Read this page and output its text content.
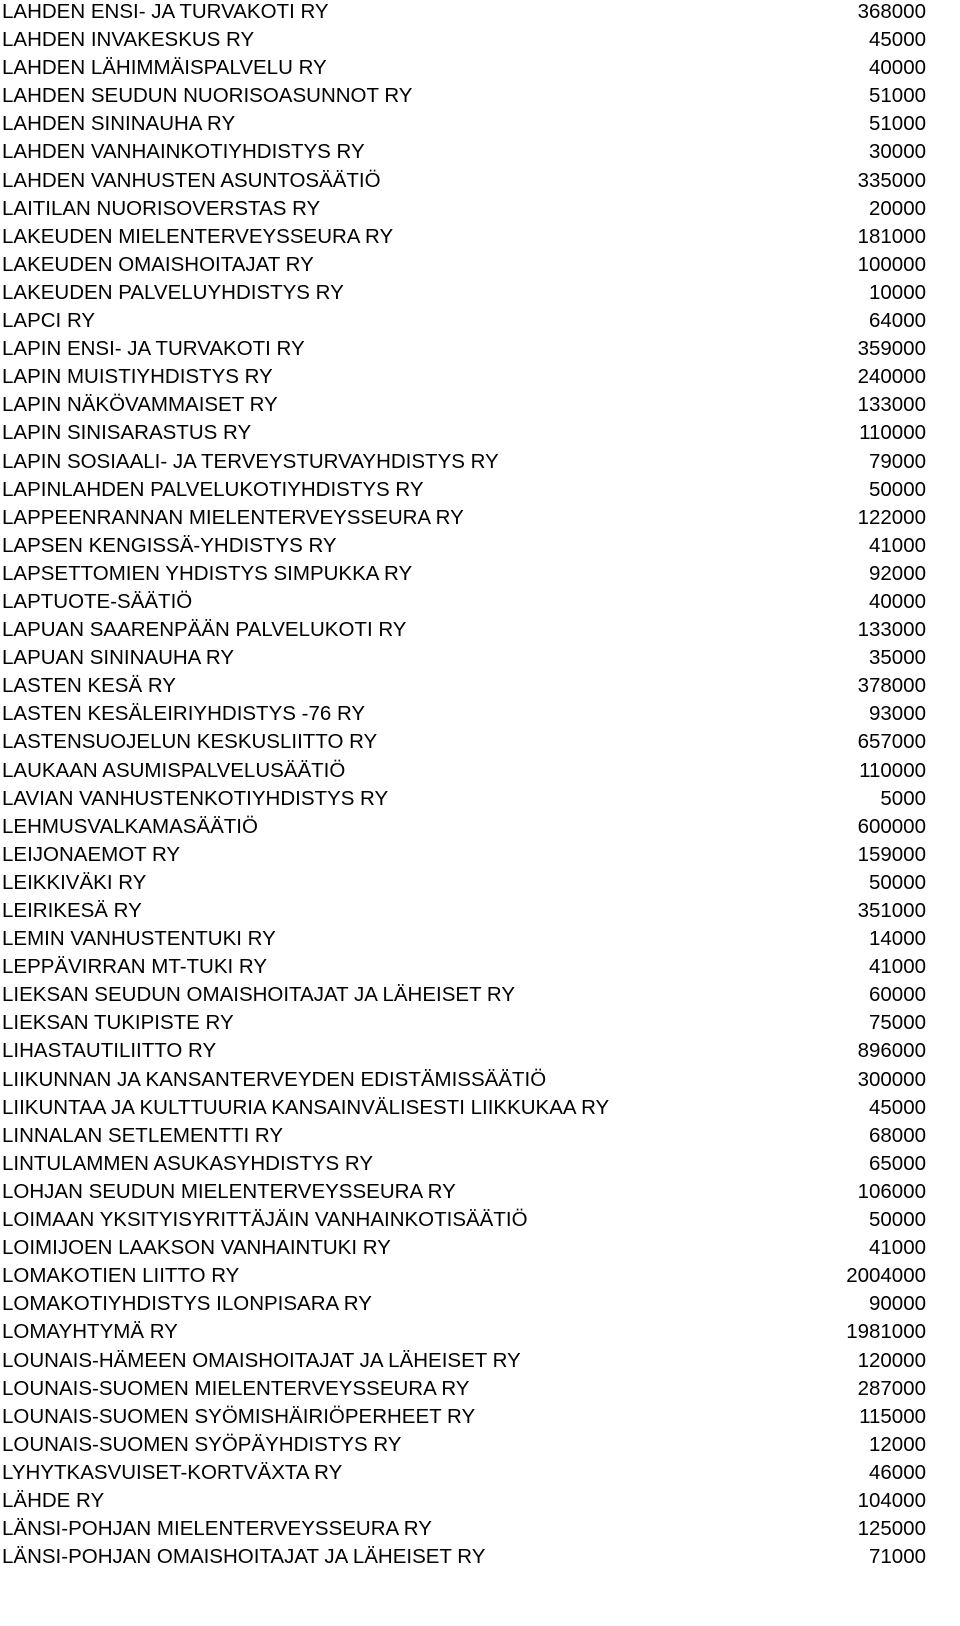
LAHDEN ENSI- JA TURVAKOTI RY	368000
LAHDEN INVAKESKUS RY	45000
LAHDEN LÄHIMMÄISPALVELU RY	40000
LAHDEN SEUDUN NUORISOASUNNOT RY	51000
LAHDEN SININAUHA RY	51000
LAHDEN VANHAINKOTIYHDISTYS RY	30000
LAHDEN VANHUSTEN ASUNTOSÄÄTIÖ	335000
LAITILAN NUORISOVERSTAS RY	20000
LAKEUDEN MIELENTERVEYSSEURA RY	181000
LAKEUDEN OMAISHOITAJAT RY	100000
LAKEUDEN PALVELUYHDISTYS RY	10000
LAPCI RY	64000
LAPIN ENSI- JA TURVAKOTI RY	359000
LAPIN MUISTIYHDISTYS RY	240000
LAPIN NÄKÖVAMMAISET RY	133000
LAPIN SINISARASTUS RY	110000
LAPIN SOSIAALI- JA TERVEYSTURVAYHDISTYS RY	79000
LAPINLAHDEN PALVELUKOTIYHDISTYS RY	50000
LAPPEENRANNAN MIELENTERVEYSSEURA RY	122000
LAPSEN KENGISSÄ-YHDISTYS RY	41000
LAPSETTOMIEN YHDISTYS SIMPUKKA RY	92000
LAPTUOTE-SÄÄTIÖ	40000
LAPUAN SAARENPÄÄN PALVELUKOTI RY	133000
LAPUAN SININAUHA RY	35000
LASTEN KESÄ RY	378000
LASTEN KESÄLEIRIYHDISTYS -76 RY	93000
LASTENSUOJELUN KESKUSLIITTO RY	657000
LAUKAAN ASUMISPALVELUSÄÄTIÖ	110000
LAVIAN VANHUSTENKOTIYHDISTYS RY	5000
LEHMUSVALKAMASÄÄTIÖ	600000
LEIJONAEMOT RY	159000
LEIKKIVÄKI RY	50000
LEIRIKESÄ RY	351000
LEMIN VANHUSTENTUKI RY	14000
LEPPÄVIRRAN MT-TUKI RY	41000
LIEKSAN SEUDUN OMAISHOITAJAT JA LÄHEISET RY	60000
LIEKSAN TUKIPISTE RY	75000
LIHASTAUTILIITTO RY	896000
LIIKUNNAN JA KANSANTERVEYDEN EDISTÄMISSÄÄTIÖ	300000
LIIKUNTAA JA KULTTUURIA KANSAINVÄLISESTI LIIKKUKAA RY	45000
LINNALAN SETLEMENTTI RY	68000
LINTULAMMEN ASUKASYHDISTYS RY	65000
LOHJAN SEUDUN MIELENTERVEYSSEURA RY	106000
LOIMAAN YKSITYISYRITTÄJÄIN VANHAINKOTISÄÄTIÖ	50000
LOIMIJOEN LAAKSON VANHAINTUKI RY	41000
LOMAKOTIEN LIITTO RY	2004000
LOMAKOTIYHDISTYS ILONPISARA RY	90000
LOMAYHTYMÄ RY	1981000
LOUNAIS-HÄMEEN OMAISHOITAJAT JA LÄHEISET RY	120000
LOUNAIS-SUOMEN MIELENTERVEYSSEURA RY	287000
LOUNAIS-SUOMEN SYÖMISHÄIRIÖPERHEET RY	115000
LOUNAIS-SUOMEN SYÖPÄYHDISTYS RY	12000
LYHYTKASVUISET-KORTVÄXTA RY	46000
LÄHDE RY	104000
LÄNSI-POHJAN MIELENTERVEYSSEURA RY	125000
LÄNSI-POHJAN OMAISHOITAJAT JA LÄHEISET RY	71000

_ _ _ _

» **Your objective**
Find all lines with "LÄHEISET" in them and copy each one.

» **Written response**
LIEKSAN SEUDUN OMAISHOITAJAT JA LÄHEISET RY	60000
LOUNAIS-HÄMEEN OMAISHOITAJAT JA LÄHEISET RY	120000
LÄNSI-POHJAN OMAISHOITAJAT JA LÄHEISET RY	71000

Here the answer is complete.